**HOW TO COMPLETE THIS TASK:**
Your response should be every line from the entries that includes the string "proteinuria".
RECORDS FOR THE TASK Start Marker
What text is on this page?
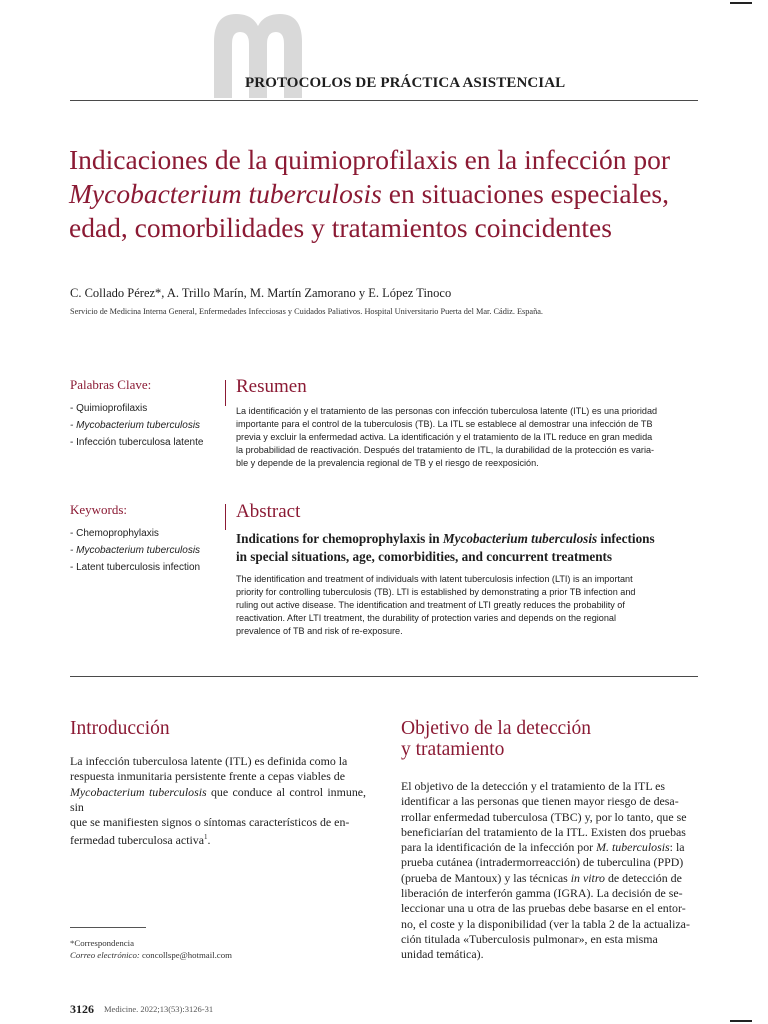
PROTOCOLOS DE PRÁCTICA ASISTENCIAL
Indicaciones de la quimioprofilaxis en la infección por Mycobacterium tuberculosis en situaciones especiales, edad, comorbilidades y tratamientos coincidentes
C. Collado Pérez*, A. Trillo Marín, M. Martín Zamorano y E. López Tinoco
Servicio de Medicina Interna General, Enfermedades Infecciosas y Cuidados Paliativos. Hospital Universitario Puerta del Mar. Cádiz. España.
Palabras Clave:
- Quimioprofilaxis
- Mycobacterium tuberculosis
- Infección tuberculosa latente
Keywords:
- Chemoprophylaxis
- Mycobacterium tuberculosis
- Latent tuberculosis infection
Resumen
La identificación y el tratamiento de las personas con infección tuberculosa latente (ITL) es una prioridad
importante para el control de la tuberculosis (TB). La ITL se establece al demostrar una infección de TB
previa y excluir la enfermedad activa. La identificación y el tratamiento de la ITL reduce en gran medida
la probabilidad de reactivación. Después del tratamiento de ITL, la durabilidad de la protección es varia-
ble y depende de la prevalencia regional de TB y el riesgo de reexposición.
Abstract
Indications for chemoprophylaxis in Mycobacterium tuberculosis infections
in special situations, age, comorbidities, and concurrent treatments
The identification and treatment of individuals with latent tuberculosis infection (LTI) is an important
priority for controlling tuberculosis (TB). LTI is established by demonstrating a prior TB infection and
ruling out active disease. The identification and treatment of LTI greatly reduces the probability of
reactivation. After LTI treatment, the durability of protection varies and depends on the regional
prevalence of TB and risk of re-exposure.
Introducción
La infección tuberculosa latente (ITL) es definida como la
respuesta inmunitaria persistente frente a cepas viables de
Mycobacterium tuberculosis que conduce al control inmune, sin
que se manifiesten signos o síntomas característicos de en-
fermedad tuberculosa activa$^1$.
Objetivo de la detección
y tratamiento
El objetivo de la detección y el tratamiento de la ITL es
identificar a las personas que tienen mayor riesgo de desa-
rrollar enfermedad tuberculosa (TBC) y, por lo tanto, que se
beneficiarían del tratamiento de la ITL. Existen dos pruebas
para la identificación de la infección por M. tuberculosis: la
prueba cutánea (intradermorreacción) de tuberculina (PPD)
(prueba de Mantoux) y las técnicas in vitro de detección de
liberación de interferón gamma (IGRA). La decisión de se-
leccionar una u otra de las pruebas debe basarse en el entor-
no, el coste y la disponibilidad (ver la tabla 2 de la actualiza-
ción titulada «Tuberculosis pulmonar», en esta misma
unidad temática).
*Correspondencia
Correo electrónico: concollspe@hotmail.com
3126 Medicine. 2022;13(53):3126-31
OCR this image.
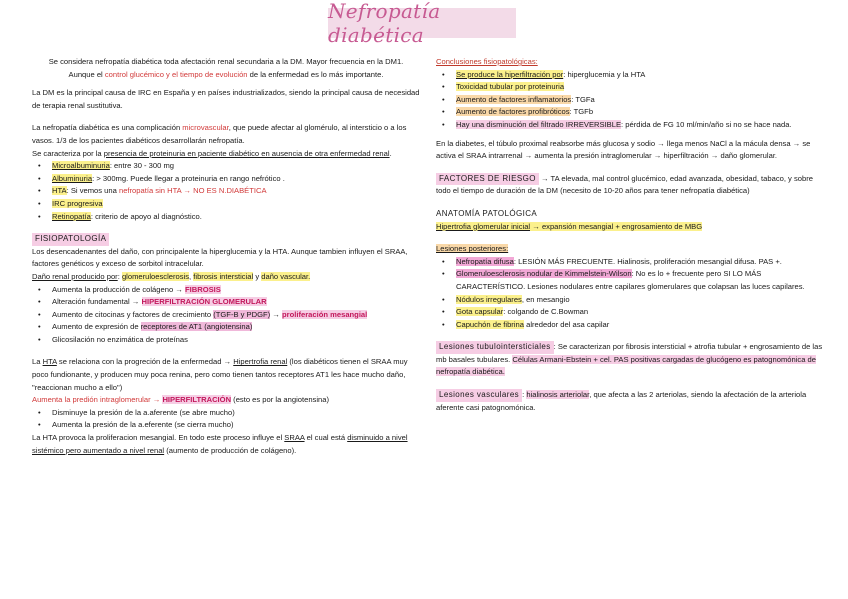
Nefropatía diabética

Se considera nefropatía diabética toda afectación renal secundaria a la DM. Mayor frecuencia en la DM1.

Aunque el control glucémico y el tiempo de evolución de la enfermedad es lo más importante.

La DM es la principal causa de IRC en España y en países industrializados, siendo la principal causa de necesidad de terapia renal sustitutiva.

La nefropatía diabética es una complicación microvascular, que puede afectar al glomérulo, al intersticio o a los vasos. 1/3 de los pacientes diabéticos desarrollarán nefropatía.

Se caracteriza por la presencia de proteinuria en paciente diabético en ausencia de otra enfermedad renal.

• Microalbuminuria: entre 30 - 300 mg
• Albuminuria: > 300mg. Puede llegar a proteinuria en rango nefrótico .
• HTA: Si vemos una nefropatía sin HTA → NO ES N.DIABÉTICA
• IRC progresiva
• Retinopatía: criterio de apoyo al diagnóstico.

FISIOPATOLOGÍA

Los desencadenantes del daño, con principalente la hiperglucemia y la HTA. Aunque tambien influyen el SRAA, factores genéticos y exceso de sorbitol intracelular.

Daño renal producido por: glomeruloesclerosis, fibrosis intersticial y daño vascular.

• Aumenta la producción de colágeno → FIBROSIS
• Alteración fundamental → HIPERFILTRACIÓN GLOMERULAR
• Aumento de citocinas y factores de crecimiento (TGF-B y PDGF) → proliferación mesangial
• Aumento de expresión de receptores de AT1 (angiotensina)
• Glicosilación no enzimática de proteínas

La HTA se relaciona con la progreción de la enfermedad → Hipertrofia renal (los diabéticos tienen el SRAA muy poco fundionante, y producen muy poca renina, pero como tienen tantos receptores AT1 les hace mucho daño, "reaccionan mucho a ello")

Aumenta la predión intraglomerular → HIPERFILTRACIÓN (esto es por la angiotensina)

• Disminuye la presión de la a.aferente (se abre mucho)
• Aumenta la presión de la a.eferente (se cierra mucho)

La HTA provoca la proliferacion mesangial. En todo este proceso influye el SRAA el cual está disminuido a nivel sistémico pero aumentado a nivel renal (aumento de producción de colágeno).

Conclusiones fisiopatológicas:

• Se produce la hiperfiltración por: hiperglucemia y la HTA
• Toxicidad tubular por proteinuria
• Aumento de factores inflamatorios: TGFa
• Aumento de factores profibróticos: TGFb
• Hay una disminución del filtrado IRREVERSIBLE: pérdida de FG 10 ml/min/año si no se hace nada.

En la diabetes, el túbulo proximal reabsorbe más glucosa y sodio → llega menos NaCl a la mácula densa → se activa el SRAA intrarrenal → aumenta la presión intraglomerular → hiperfiltración → daño glomerular.

FACTORES DE RIESGO → TA elevada, mal control glucémico, edad avanzada, obesidad, tabaco, y sobre todo el tiempo de duración de la DM (necesito de 10-20 años para tener nefropatía diabética)

ANATOMÍA PATOLÓGICA

Hipertrofia glomerular inicial → expansión mesangial + engrosamiento de MBG

Lesiones posteriores:

• Nefropatía difusa: LESIÓN MÁS FRECUENTE. Hialinosis, proliferación mesangial difusa. PAS +.
• Glomeruloesclerosis nodular de Kimmelstein-Wilson: No es lo + frecuente pero SI LO MÁS CARACTERÍSTICO. Lesiones nodulares entre capilares glomerulares que colapsan las luces capilares.
• Nódulos irregulares, en mesangio
• Gota capsular: colgando de C.Bowman
• Capuchón de fibrina alrededor del asa capilar

Lesiones tubulointersticiales : Se caracterizan por fibrosis intersticial + atrofia tubular + engrosamiento de las mb basales tubulares. Células Armani-Ebstein + cel. PAS positivas cargadas de glucógeno es patognomónica de nefropatía diabética.

Lesiones vasculares : hialinosis arteriolar, que afecta a las 2 arteriolas, siendo la afectación de la arteriola aferente casi patognomónica.
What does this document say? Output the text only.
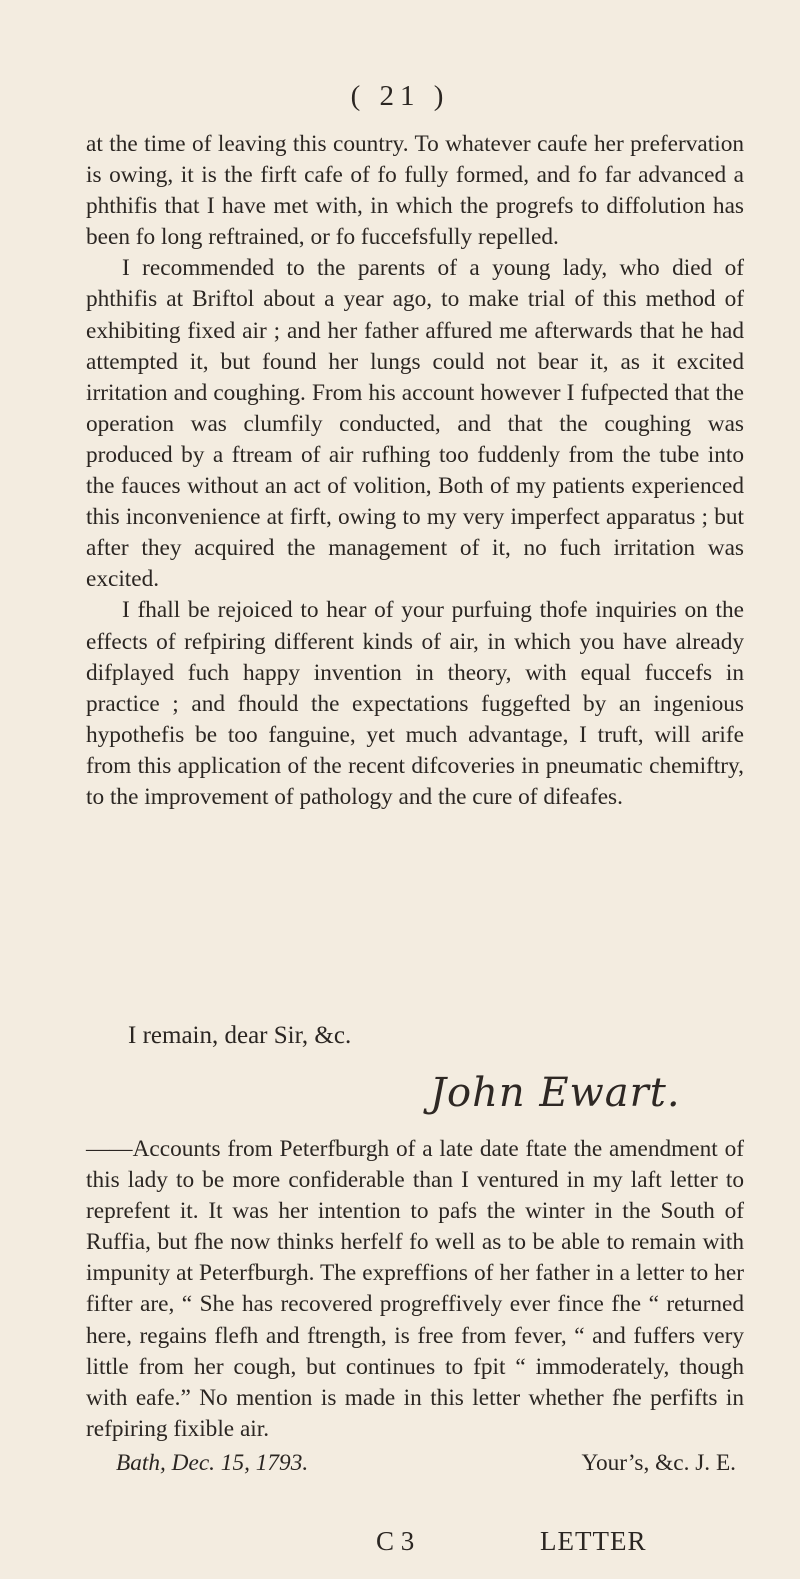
( 21 )

at the time of leaving this country. To whatever caufe her prefervation is owing, it is the firft cafe of fo fully formed, and fo far advanced a phthifis that I have met with, in which the progrefs to diffolution has been fo long reftrained, or fo fuccefsfully repelled.

I recommended to the parents of a young lady, who died of phthifis at Briftol about a year ago, to make trial of this method of exhibiting fixed air ; and her father affured me afterwards that he had attempted it, but found her lungs could not bear it, as it excited irritation and coughing. From his account however I fufpected that the operation was clumfily conducted, and that the coughing was produced by a ftream of air rufhing too fuddenly from the tube into the fauces without an act of volition, Both of my patients experienced this inconvenience at firft, owing to my very imperfect apparatus ; but after they acquired the management of it, no fuch irritation was excited.

I fhall be rejoiced to hear of your purfuing thofe inquiries on the effects of refpiring different kinds of air, in which you have already difplayed fuch happy invention in theory, with equal fuccefs in practice ; and fhould the expectations fuggefted by an ingenious hypothefis be too fanguine, yet much advantage, I truft, will arife from this application of the recent difcoveries in pneumatic chemiftry, to the improvement of pathology and the cure of difeafes.

I remain, dear Sir, &c.
John Ewart.

——Accounts from Peterfburgh of a late date ftate the amendment of this lady to be more confiderable than I ventured in my laft letter to reprefent it. It was her intention to pafs the winter in the South of Ruffia, but fhe now thinks herfelf fo well as to be able to remain with impunity at Peterfburgh. The expreffions of her father in a letter to her fifter are, “ She has recovered progreffively ever fince fhe “ returned here, regains flefh and ftrength, is free from fever, “ and fuffers very little from her cough, but continues to fpit “ immoderately, though with eafe.” No mention is made in this letter whether fhe perfifts in refpiring fixible air.

Bath, Dec. 15, 1793.	Your’s, &c. J. E.
C 3	LETTER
RECORDS FOR THE TASK End Marker
**WRITTEN REPLY:**
Se caracteriza por la presencia de proteinuria en paciente diabético en ausencia de otra enfermedad renal.
• Albuminuria: > 300mg. Puede llegar a proteinuria en rango nefrótico .
• Toxicidad tubular por proteinuria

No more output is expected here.